Description of the task:
Find the word "around" in the records below. List each line containing it.

○ ○ ○ ○ ○ ○ ○

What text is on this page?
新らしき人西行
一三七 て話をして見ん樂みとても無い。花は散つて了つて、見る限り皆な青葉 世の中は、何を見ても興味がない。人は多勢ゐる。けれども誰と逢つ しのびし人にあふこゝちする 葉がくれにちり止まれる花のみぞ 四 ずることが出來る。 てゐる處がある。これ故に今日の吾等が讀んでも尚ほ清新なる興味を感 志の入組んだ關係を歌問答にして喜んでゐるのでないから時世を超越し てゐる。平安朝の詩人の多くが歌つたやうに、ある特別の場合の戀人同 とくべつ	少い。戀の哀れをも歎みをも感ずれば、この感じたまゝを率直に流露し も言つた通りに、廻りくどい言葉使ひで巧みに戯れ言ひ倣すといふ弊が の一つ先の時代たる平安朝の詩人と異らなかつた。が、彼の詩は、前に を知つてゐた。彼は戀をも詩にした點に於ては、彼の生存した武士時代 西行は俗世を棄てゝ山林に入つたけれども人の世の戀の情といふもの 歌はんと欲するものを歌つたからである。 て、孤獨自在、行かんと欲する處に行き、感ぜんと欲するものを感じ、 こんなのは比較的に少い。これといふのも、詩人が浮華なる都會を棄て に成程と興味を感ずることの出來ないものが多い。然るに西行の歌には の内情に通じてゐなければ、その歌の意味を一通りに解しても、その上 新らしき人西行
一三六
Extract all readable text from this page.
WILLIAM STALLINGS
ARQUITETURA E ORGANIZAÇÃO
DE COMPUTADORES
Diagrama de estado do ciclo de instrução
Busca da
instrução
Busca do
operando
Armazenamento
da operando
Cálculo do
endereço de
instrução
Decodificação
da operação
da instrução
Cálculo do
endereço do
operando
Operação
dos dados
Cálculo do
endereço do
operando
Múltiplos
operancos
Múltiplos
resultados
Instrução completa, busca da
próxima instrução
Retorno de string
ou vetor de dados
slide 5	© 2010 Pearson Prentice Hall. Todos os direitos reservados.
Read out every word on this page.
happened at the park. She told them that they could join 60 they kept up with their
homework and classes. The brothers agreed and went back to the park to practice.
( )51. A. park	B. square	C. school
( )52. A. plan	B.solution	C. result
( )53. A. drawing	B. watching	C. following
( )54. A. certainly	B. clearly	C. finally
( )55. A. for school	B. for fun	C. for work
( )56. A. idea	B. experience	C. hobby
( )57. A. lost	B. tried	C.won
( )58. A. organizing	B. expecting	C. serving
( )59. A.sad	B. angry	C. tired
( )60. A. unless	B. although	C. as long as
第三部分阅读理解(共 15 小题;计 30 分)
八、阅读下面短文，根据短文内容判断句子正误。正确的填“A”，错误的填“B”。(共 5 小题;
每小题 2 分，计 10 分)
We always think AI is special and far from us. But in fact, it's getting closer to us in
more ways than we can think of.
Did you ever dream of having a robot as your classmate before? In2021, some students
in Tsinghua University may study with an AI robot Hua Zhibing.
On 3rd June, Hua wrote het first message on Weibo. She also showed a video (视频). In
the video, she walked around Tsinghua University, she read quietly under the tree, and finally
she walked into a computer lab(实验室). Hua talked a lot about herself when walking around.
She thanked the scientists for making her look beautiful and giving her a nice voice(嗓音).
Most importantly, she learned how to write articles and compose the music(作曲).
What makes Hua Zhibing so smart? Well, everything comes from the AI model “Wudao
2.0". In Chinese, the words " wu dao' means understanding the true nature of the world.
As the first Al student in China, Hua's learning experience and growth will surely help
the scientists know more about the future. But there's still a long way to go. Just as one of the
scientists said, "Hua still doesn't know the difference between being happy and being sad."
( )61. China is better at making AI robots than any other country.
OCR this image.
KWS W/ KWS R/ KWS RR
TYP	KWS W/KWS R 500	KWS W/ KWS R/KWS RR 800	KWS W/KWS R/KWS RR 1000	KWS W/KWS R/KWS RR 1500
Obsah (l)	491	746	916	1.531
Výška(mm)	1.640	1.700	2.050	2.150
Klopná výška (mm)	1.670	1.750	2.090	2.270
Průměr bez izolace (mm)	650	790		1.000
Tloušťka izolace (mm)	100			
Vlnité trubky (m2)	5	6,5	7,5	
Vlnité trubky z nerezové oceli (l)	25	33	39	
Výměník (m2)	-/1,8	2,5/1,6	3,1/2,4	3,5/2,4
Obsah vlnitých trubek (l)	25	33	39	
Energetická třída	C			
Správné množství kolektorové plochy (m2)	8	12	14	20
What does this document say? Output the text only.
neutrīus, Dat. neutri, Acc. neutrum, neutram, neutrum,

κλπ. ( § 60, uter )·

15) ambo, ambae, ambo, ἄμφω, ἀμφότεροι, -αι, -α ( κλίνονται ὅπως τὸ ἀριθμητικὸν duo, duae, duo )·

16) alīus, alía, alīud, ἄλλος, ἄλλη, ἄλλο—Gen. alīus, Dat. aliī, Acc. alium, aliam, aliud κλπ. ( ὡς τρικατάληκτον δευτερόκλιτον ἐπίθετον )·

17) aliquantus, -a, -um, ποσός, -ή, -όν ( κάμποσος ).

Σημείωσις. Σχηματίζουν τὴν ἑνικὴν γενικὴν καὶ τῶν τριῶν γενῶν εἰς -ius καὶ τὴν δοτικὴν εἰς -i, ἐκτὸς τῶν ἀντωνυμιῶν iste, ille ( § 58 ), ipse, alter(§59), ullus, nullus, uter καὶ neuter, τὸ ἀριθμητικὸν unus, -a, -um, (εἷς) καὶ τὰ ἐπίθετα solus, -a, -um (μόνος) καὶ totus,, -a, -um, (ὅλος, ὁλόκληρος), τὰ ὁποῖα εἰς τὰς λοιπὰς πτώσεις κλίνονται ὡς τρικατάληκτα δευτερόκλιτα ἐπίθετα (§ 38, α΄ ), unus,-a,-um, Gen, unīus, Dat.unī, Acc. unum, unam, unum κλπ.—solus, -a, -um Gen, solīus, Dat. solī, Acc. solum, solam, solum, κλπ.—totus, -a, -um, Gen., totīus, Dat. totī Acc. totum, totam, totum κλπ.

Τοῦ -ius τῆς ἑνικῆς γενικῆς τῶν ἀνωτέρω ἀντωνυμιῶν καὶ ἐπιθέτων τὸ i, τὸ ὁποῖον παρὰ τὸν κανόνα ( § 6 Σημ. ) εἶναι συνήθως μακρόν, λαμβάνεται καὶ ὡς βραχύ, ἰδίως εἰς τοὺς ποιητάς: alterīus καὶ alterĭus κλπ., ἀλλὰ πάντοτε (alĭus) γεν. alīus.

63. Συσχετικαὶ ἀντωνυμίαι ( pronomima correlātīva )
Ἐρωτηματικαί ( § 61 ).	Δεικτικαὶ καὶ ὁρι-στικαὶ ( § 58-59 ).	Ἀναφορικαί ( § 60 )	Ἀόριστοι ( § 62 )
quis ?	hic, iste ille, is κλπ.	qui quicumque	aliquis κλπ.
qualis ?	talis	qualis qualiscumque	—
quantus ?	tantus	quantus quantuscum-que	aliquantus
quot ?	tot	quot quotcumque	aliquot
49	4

○ ○ ○ ○ ○ ○ ○

Expected answer:
the video, she walked around Tsinghua University, she read quietly under the tree, and finally
she walked into a computer lab(实验室). Hua talked a lot about herself when walking around.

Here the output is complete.